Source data
§ §
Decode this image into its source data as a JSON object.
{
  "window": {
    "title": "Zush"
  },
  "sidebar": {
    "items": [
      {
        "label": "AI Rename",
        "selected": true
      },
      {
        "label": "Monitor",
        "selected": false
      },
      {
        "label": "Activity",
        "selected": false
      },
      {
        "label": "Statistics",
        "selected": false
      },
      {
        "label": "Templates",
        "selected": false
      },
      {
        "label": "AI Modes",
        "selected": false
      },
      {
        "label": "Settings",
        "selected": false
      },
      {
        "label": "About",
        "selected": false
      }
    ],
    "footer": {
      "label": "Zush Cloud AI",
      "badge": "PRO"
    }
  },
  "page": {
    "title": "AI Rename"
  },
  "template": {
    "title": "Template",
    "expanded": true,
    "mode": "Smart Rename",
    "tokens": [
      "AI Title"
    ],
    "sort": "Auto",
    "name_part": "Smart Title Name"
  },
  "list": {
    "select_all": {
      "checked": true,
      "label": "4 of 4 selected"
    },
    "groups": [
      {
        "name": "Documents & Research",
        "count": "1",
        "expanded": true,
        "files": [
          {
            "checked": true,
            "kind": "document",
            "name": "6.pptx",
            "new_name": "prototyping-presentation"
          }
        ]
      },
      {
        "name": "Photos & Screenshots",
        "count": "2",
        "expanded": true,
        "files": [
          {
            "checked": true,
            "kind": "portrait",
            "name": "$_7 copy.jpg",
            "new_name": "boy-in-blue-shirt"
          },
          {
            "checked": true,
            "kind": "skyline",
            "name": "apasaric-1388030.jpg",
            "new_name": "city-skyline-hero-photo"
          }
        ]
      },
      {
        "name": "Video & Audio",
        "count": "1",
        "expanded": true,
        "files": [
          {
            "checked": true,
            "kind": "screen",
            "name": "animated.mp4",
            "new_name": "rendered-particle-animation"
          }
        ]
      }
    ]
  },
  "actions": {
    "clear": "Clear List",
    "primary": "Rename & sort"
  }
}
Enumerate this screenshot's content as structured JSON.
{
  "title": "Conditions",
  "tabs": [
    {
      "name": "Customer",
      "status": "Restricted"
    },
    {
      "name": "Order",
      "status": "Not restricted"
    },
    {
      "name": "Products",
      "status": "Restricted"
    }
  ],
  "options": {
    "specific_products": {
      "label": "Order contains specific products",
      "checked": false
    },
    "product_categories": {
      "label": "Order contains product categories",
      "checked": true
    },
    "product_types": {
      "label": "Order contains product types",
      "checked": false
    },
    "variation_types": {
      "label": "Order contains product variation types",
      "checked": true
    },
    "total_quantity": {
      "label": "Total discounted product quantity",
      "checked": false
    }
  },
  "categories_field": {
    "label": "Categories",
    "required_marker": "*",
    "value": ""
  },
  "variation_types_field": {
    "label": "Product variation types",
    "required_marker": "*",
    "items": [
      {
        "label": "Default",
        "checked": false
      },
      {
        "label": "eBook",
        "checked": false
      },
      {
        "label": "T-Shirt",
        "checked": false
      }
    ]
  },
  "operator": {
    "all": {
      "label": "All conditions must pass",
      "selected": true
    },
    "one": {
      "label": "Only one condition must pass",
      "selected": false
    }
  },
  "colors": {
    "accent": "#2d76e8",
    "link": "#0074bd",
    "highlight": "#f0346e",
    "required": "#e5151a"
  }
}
§ §
How many lines in the records hold the string "Smart"? Reply with the number alone.

2